Directive: Copy all records verbatim.

[Records from a dataset]
___
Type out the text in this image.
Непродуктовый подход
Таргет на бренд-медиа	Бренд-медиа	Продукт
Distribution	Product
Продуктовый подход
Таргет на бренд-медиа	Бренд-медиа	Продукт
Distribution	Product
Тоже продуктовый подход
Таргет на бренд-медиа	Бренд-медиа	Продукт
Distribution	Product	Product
___
Exercise result:
Type out the text in this image.
Непродуктовый подход
Таргет на бренд-медиа	Бренд-медиа	Продукт
Distribution	Product
Продуктовый подход
Таргет на бренд-медиа	Бренд-медиа	Продукт
Distribution	Product
Тоже продуктовый подход
Таргет на бренд-медиа	Бренд-медиа	Продукт
Distribution	Product	Product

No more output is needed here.